Objective:
Wherever a line below holds the word "danego", copy that line.

Source material:
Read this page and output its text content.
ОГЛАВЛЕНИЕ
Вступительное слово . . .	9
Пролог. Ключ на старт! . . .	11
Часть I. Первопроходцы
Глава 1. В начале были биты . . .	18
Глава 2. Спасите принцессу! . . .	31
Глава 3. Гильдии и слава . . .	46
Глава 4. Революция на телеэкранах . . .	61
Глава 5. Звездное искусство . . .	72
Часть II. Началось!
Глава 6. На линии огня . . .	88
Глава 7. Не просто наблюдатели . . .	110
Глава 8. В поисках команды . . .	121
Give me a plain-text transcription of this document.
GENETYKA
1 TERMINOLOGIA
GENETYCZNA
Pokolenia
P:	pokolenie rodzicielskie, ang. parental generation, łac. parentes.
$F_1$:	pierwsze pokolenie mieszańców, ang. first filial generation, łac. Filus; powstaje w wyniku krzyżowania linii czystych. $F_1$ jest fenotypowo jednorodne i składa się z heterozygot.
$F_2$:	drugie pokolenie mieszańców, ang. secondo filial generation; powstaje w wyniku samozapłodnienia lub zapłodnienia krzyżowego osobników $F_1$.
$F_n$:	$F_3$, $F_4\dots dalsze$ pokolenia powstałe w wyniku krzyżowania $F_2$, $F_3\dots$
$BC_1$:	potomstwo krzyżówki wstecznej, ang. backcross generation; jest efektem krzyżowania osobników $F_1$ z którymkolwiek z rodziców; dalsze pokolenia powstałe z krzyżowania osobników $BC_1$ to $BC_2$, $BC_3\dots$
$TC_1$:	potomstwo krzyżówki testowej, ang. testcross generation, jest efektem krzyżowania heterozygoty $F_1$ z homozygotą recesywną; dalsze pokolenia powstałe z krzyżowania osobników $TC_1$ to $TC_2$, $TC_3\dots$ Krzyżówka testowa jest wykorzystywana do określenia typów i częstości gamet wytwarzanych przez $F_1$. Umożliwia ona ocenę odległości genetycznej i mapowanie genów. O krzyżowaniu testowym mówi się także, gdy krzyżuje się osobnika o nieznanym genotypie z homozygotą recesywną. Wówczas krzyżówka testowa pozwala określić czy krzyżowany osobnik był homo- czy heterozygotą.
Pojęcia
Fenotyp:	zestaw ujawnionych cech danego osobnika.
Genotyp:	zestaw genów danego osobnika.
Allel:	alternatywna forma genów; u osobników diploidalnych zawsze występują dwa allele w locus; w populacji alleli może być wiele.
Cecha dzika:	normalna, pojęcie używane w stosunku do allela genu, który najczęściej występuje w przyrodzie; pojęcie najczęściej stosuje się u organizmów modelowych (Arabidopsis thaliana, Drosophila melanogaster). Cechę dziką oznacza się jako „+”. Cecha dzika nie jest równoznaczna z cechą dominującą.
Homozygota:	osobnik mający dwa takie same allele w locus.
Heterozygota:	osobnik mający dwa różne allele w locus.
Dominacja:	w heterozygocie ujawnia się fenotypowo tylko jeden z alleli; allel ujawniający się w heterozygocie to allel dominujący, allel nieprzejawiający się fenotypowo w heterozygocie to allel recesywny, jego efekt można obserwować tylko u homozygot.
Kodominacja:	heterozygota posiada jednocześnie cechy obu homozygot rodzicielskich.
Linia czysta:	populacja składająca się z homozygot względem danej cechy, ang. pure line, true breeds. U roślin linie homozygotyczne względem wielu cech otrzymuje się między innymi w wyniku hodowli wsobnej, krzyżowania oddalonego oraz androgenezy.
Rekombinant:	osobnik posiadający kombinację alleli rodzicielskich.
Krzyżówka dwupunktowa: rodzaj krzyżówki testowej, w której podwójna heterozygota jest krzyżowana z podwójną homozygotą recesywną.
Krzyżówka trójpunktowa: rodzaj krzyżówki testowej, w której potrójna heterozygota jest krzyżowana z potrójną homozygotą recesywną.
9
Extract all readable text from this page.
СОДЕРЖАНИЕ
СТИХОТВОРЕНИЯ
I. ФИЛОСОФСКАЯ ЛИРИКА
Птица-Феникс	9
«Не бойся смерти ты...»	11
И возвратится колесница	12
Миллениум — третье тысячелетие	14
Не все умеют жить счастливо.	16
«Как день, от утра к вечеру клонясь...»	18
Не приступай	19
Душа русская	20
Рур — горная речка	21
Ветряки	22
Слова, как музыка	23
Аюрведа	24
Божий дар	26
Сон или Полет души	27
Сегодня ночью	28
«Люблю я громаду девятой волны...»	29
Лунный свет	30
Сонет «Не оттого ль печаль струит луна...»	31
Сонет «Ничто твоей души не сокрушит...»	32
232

Written response:
Fenotyp:	zestaw ujawnionych cech danego osobnika.
Genotyp:	zestaw genów danego osobnika.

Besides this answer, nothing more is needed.